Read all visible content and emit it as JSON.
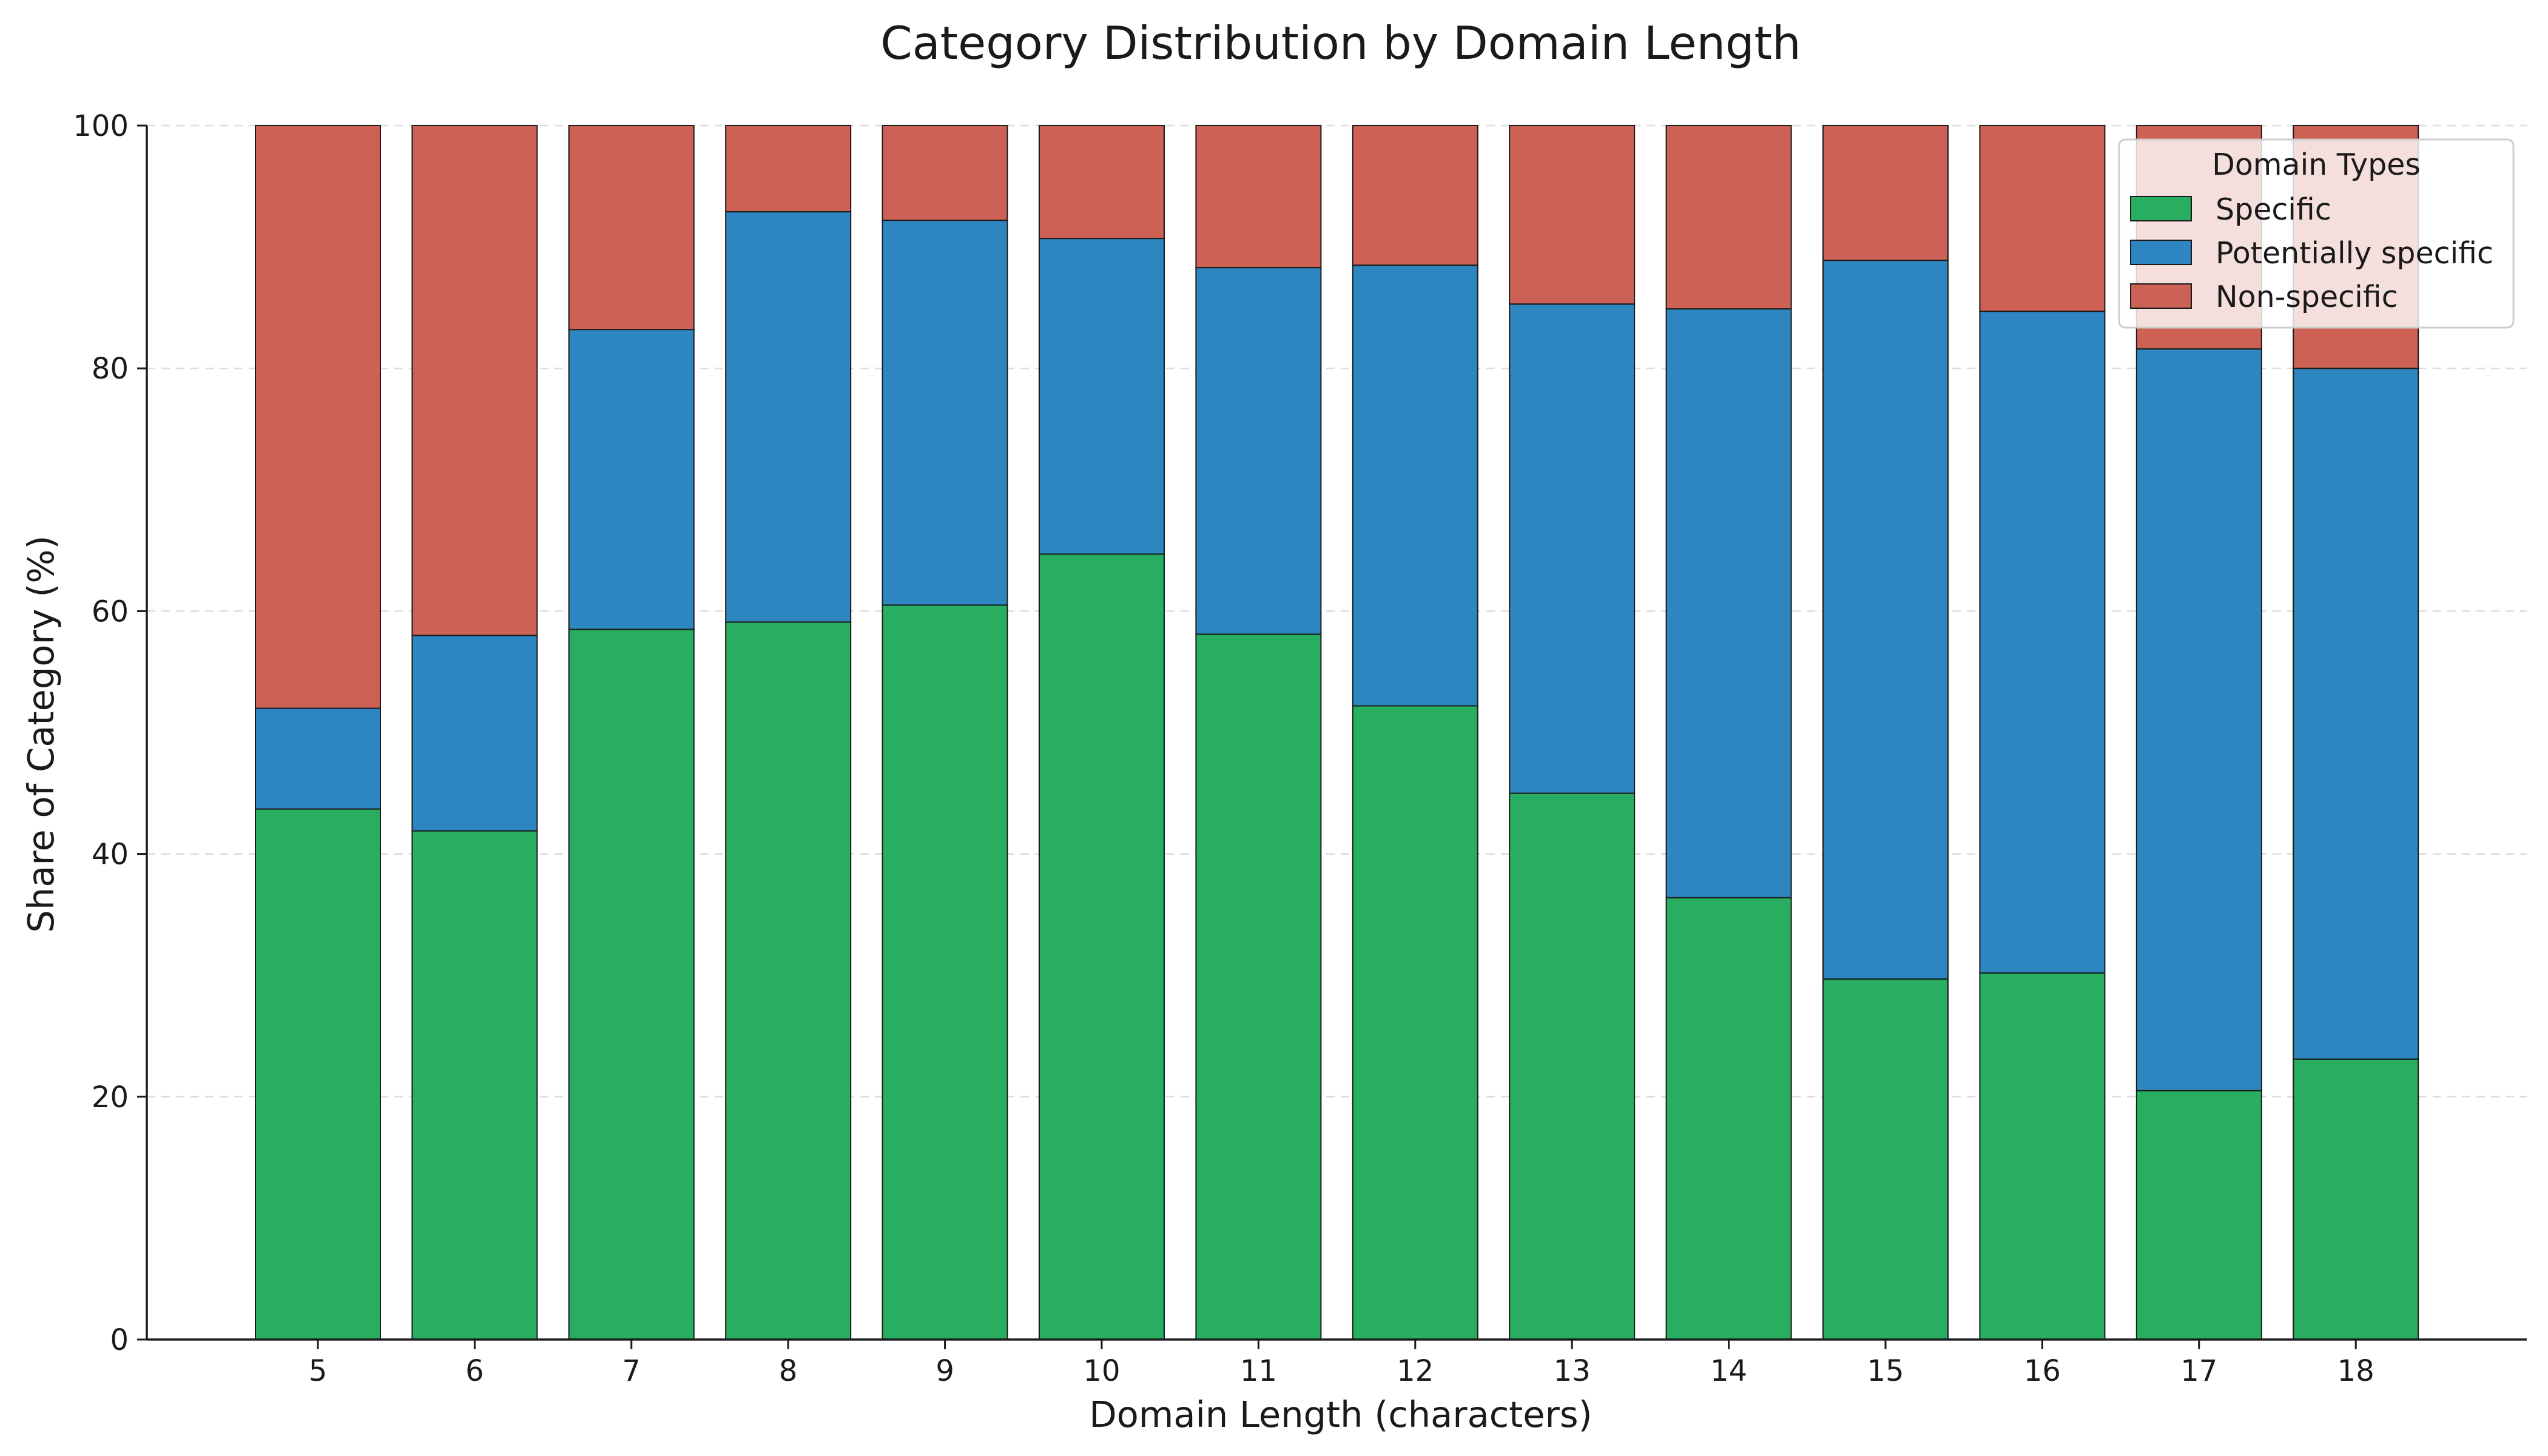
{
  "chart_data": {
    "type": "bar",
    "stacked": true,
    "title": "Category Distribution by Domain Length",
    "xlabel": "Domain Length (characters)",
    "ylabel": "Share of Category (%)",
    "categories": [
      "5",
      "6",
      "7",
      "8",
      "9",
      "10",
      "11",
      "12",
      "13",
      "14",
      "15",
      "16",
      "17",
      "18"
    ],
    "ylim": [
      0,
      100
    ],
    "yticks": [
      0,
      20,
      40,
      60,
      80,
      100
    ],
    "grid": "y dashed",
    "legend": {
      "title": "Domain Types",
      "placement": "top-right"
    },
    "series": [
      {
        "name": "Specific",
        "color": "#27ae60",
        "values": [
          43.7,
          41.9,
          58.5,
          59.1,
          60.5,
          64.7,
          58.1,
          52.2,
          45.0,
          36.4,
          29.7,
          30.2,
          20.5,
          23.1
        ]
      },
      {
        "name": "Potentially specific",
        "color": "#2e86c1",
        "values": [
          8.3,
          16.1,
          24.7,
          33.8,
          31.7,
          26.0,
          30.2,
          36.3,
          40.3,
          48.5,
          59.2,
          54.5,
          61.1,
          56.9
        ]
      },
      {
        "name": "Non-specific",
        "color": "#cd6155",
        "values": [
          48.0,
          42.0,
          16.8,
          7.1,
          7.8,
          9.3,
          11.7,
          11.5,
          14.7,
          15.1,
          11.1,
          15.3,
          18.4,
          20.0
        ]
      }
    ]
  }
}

-----

REQUIREMENTS
Write the records above out again exactly, with no pictures in your copy.

RESULT FOR THIS EXERCISE
Read all visible content and emit it as JSON.
{
  "chart_data": {
    "type": "bar",
    "stacked": true,
    "title": "Category Distribution by Domain Length",
    "xlabel": "Domain Length (characters)",
    "ylabel": "Share of Category (%)",
    "categories": [
      "5",
      "6",
      "7",
      "8",
      "9",
      "10",
      "11",
      "12",
      "13",
      "14",
      "15",
      "16",
      "17",
      "18"
    ],
    "ylim": [
      0,
      100
    ],
    "yticks": [
      0,
      20,
      40,
      60,
      80,
      100
    ],
    "grid": "y dashed",
    "legend": {
      "title": "Domain Types",
      "placement": "top-right"
    },
    "series": [
      {
        "name": "Specific",
        "color": "#27ae60",
        "values": [
          43.7,
          41.9,
          58.5,
          59.1,
          60.5,
          64.7,
          58.1,
          52.2,
          45.0,
          36.4,
          29.7,
          30.2,
          20.5,
          23.1
        ]
      },
      {
        "name": "Potentially specific",
        "color": "#2e86c1",
        "values": [
          8.3,
          16.1,
          24.7,
          33.8,
          31.7,
          26.0,
          30.2,
          36.3,
          40.3,
          48.5,
          59.2,
          54.5,
          61.1,
          56.9
        ]
      },
      {
        "name": "Non-specific",
        "color": "#cd6155",
        "values": [
          48.0,
          42.0,
          16.8,
          7.1,
          7.8,
          9.3,
          11.7,
          11.5,
          14.7,
          15.1,
          11.1,
          15.3,
          18.4,
          20.0
        ]
      }
    ]
  }
}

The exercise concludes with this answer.